#### [DO THIS]
Lift every line from the entries that includes the word "Otwórz".

■ ■ ■ ■ ■ ■ ■

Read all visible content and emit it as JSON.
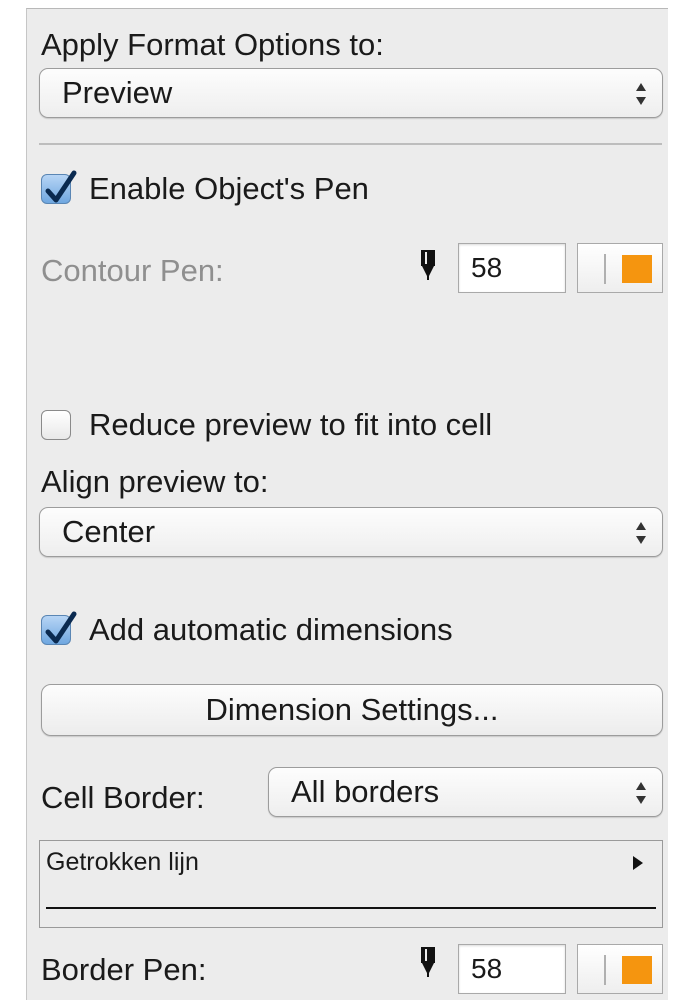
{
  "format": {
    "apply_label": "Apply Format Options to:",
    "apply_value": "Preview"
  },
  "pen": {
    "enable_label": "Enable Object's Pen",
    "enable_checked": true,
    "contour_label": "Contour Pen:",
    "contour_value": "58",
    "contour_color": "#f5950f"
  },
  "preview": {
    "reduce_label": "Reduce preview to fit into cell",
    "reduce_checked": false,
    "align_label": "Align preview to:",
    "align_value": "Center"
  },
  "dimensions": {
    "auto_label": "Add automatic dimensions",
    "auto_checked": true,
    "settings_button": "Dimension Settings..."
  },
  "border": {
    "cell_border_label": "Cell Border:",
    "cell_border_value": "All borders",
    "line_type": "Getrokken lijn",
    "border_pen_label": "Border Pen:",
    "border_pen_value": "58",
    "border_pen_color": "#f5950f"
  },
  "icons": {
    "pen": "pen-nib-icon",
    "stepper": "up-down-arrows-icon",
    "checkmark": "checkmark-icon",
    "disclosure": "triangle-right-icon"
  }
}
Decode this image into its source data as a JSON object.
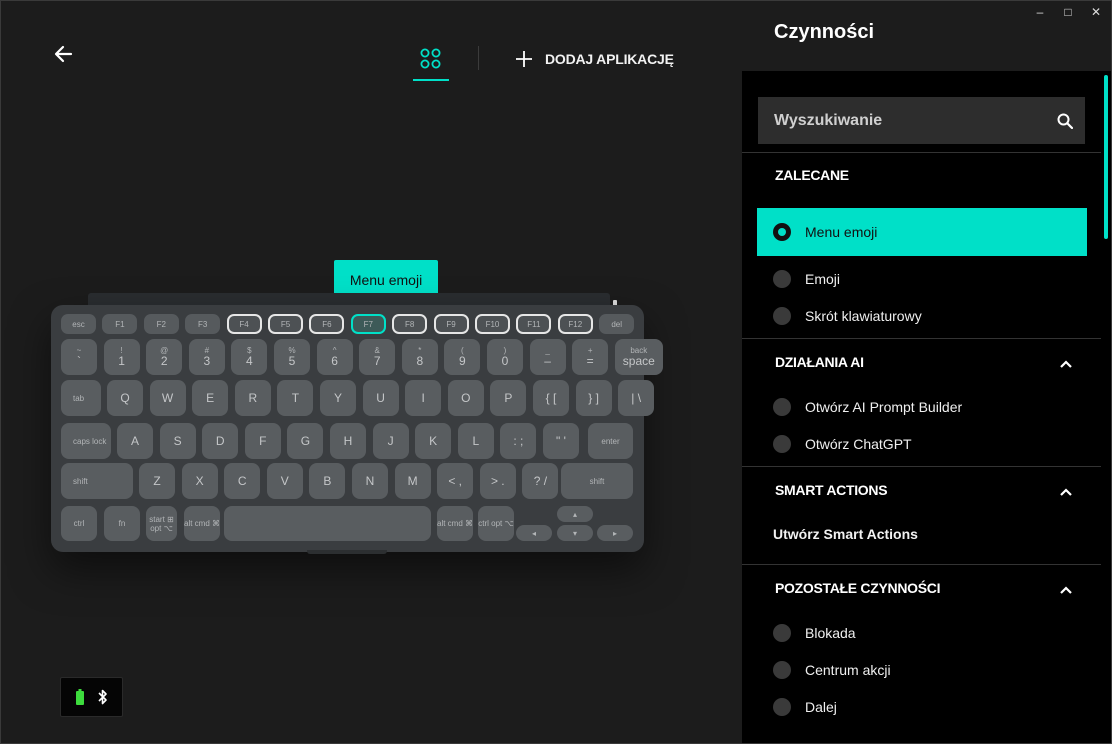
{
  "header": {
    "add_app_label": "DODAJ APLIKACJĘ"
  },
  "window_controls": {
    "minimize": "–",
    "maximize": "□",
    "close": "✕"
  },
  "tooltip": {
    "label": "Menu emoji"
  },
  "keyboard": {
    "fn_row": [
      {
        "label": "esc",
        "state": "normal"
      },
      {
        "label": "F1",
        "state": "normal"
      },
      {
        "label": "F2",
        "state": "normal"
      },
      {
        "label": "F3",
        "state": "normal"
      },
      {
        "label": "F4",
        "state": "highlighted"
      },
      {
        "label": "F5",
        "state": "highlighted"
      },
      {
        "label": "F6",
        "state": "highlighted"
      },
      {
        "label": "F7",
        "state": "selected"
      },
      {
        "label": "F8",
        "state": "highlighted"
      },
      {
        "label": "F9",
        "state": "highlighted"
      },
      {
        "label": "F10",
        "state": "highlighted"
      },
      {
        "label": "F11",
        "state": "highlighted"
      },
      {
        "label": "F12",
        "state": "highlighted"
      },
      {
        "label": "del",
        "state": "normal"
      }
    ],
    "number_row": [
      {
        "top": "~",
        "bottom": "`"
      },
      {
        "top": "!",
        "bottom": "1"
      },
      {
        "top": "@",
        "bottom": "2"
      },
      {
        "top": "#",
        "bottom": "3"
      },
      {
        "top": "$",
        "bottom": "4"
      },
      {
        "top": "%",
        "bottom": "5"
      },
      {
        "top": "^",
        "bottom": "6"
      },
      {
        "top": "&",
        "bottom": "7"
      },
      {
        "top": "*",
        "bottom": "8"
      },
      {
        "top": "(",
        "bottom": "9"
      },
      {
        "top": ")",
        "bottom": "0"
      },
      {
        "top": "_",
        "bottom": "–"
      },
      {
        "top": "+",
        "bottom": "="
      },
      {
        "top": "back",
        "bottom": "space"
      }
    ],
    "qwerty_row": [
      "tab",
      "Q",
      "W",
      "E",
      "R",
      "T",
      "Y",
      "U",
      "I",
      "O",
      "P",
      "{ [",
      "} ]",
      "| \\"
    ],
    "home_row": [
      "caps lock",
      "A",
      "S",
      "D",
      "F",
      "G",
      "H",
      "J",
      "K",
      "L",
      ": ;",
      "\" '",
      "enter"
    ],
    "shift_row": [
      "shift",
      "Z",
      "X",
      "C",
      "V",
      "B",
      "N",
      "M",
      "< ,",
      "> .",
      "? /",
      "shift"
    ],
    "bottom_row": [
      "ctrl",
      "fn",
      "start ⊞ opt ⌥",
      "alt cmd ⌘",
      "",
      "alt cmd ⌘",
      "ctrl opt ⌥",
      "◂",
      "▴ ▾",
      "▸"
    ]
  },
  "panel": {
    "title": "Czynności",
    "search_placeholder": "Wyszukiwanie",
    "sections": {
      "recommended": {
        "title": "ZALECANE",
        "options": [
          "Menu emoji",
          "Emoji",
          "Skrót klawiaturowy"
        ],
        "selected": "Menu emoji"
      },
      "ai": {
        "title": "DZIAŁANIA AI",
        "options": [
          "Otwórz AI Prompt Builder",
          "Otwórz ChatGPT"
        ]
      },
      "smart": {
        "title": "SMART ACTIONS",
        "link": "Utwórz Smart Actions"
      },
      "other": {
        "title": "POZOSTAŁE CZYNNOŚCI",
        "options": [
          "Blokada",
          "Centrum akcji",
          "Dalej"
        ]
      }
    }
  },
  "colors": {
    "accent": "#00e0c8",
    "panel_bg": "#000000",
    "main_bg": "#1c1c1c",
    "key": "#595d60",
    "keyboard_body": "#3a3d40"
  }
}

■ ■ ■ ■ ■ ■ ■

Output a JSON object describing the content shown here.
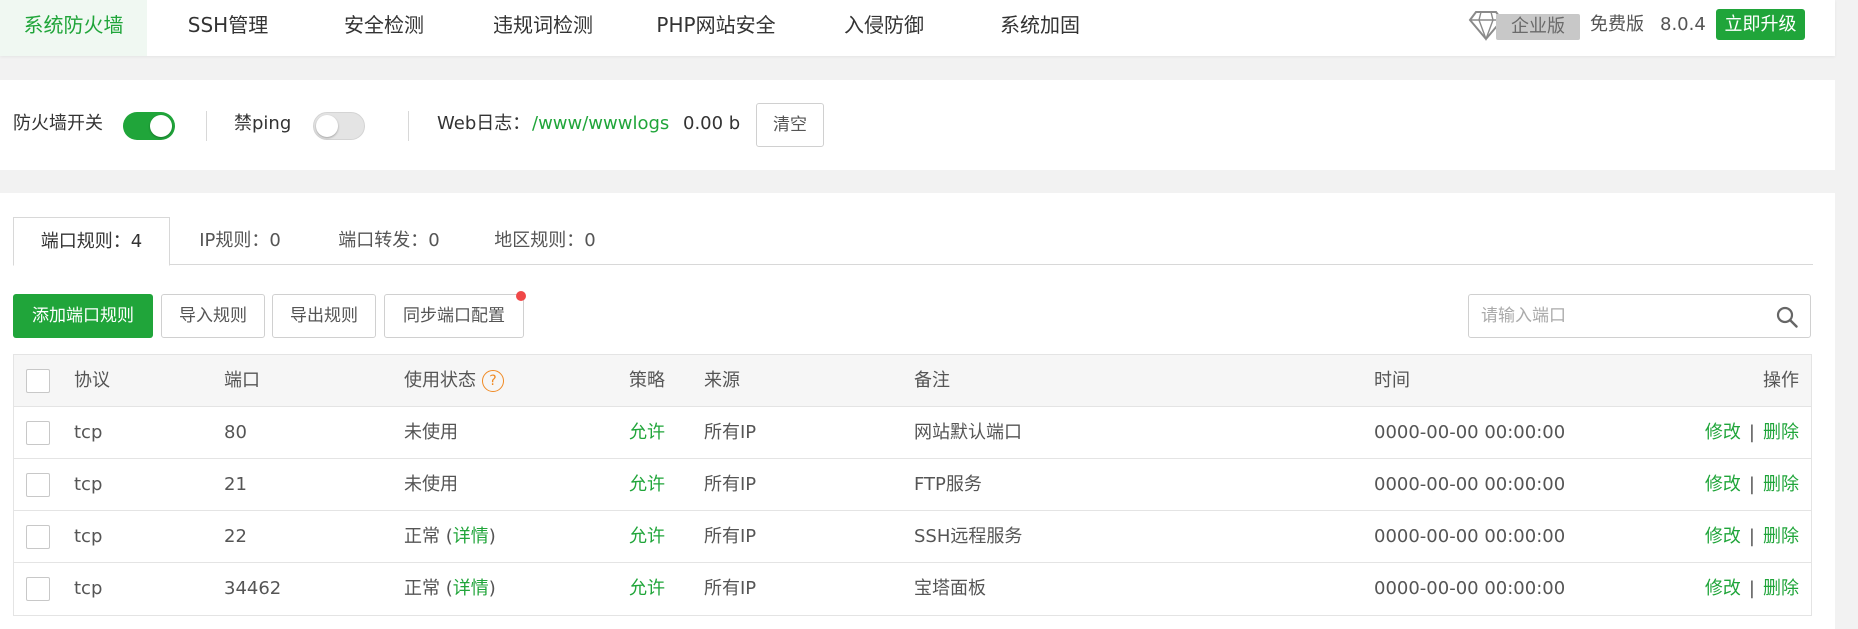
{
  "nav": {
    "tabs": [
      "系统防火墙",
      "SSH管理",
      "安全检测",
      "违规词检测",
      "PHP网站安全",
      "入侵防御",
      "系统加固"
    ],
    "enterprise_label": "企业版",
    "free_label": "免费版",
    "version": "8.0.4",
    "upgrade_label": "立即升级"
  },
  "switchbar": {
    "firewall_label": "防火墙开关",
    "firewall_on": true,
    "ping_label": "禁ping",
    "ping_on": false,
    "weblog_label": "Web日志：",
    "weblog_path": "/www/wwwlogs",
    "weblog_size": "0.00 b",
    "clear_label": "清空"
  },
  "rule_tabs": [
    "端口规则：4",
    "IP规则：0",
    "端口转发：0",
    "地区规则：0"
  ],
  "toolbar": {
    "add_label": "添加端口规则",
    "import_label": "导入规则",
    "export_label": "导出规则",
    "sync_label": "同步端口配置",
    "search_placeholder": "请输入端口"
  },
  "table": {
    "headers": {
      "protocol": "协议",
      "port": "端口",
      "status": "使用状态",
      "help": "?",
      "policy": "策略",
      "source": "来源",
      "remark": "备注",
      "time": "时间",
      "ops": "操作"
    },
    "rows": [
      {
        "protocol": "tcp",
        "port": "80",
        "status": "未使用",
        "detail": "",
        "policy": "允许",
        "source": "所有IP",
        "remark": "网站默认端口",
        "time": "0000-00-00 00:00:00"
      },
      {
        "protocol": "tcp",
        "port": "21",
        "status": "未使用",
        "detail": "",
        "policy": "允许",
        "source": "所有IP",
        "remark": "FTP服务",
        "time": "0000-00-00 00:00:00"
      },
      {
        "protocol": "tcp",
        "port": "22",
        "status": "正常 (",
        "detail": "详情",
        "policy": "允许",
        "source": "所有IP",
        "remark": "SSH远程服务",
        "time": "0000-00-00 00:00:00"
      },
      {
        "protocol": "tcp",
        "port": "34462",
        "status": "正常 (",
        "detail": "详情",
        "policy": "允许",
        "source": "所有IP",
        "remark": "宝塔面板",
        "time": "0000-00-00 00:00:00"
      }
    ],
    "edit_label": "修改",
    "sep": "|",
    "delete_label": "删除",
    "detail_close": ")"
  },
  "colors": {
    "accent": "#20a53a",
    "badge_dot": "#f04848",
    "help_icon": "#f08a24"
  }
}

■ ■ ■ ■ ■ ■ ■

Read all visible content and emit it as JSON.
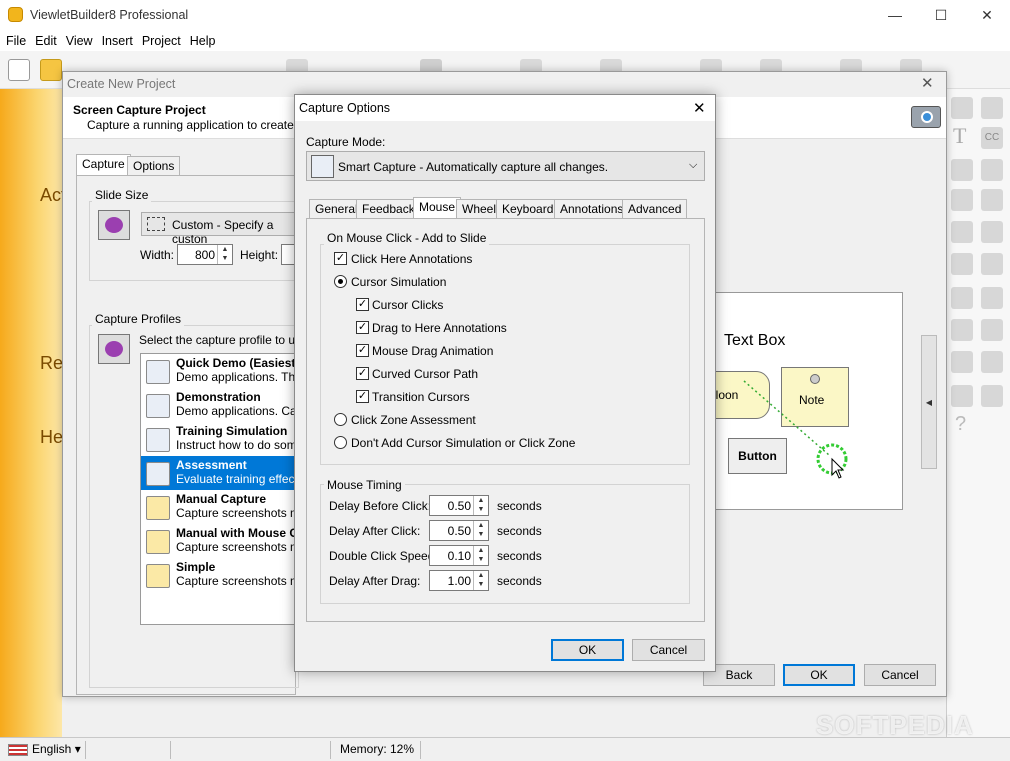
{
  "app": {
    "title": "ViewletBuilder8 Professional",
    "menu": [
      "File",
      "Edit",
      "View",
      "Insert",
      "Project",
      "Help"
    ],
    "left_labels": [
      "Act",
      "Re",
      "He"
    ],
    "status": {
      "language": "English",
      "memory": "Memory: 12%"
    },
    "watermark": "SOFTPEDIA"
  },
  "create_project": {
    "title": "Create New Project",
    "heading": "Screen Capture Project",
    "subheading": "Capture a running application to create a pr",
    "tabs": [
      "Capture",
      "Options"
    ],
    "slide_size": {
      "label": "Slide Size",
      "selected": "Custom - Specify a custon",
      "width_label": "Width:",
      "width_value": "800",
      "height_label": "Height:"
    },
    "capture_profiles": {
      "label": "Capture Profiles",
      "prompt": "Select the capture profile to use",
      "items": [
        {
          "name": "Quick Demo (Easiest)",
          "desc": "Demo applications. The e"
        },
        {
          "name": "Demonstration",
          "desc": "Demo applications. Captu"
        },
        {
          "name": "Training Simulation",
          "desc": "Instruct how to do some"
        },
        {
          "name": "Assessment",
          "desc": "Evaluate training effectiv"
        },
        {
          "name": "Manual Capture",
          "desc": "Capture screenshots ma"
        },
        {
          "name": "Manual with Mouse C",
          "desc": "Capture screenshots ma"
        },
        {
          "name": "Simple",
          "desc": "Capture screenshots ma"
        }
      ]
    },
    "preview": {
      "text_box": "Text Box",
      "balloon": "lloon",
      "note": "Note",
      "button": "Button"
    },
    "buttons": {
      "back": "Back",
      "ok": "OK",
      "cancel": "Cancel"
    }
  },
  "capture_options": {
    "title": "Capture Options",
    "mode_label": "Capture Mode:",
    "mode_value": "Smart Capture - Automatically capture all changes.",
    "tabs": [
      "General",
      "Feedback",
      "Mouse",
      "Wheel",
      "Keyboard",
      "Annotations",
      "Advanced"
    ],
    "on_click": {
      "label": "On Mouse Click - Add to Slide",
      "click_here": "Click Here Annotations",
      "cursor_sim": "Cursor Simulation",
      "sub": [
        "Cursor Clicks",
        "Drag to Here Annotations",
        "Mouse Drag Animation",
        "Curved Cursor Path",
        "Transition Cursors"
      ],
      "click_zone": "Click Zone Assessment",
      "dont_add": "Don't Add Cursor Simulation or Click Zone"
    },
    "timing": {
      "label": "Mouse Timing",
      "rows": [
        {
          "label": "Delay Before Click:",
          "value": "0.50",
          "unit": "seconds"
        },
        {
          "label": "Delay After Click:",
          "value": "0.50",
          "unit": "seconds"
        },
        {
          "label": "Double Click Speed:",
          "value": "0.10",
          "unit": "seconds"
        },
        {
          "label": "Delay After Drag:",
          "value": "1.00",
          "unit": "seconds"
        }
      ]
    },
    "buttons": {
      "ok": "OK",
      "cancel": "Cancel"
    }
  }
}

■ ■ ■ ■ ■ ■ ■

#### [FULL SOLUTION]
          "Otwórz AI Prompt Builder",
          "Otwórz ChatGPT"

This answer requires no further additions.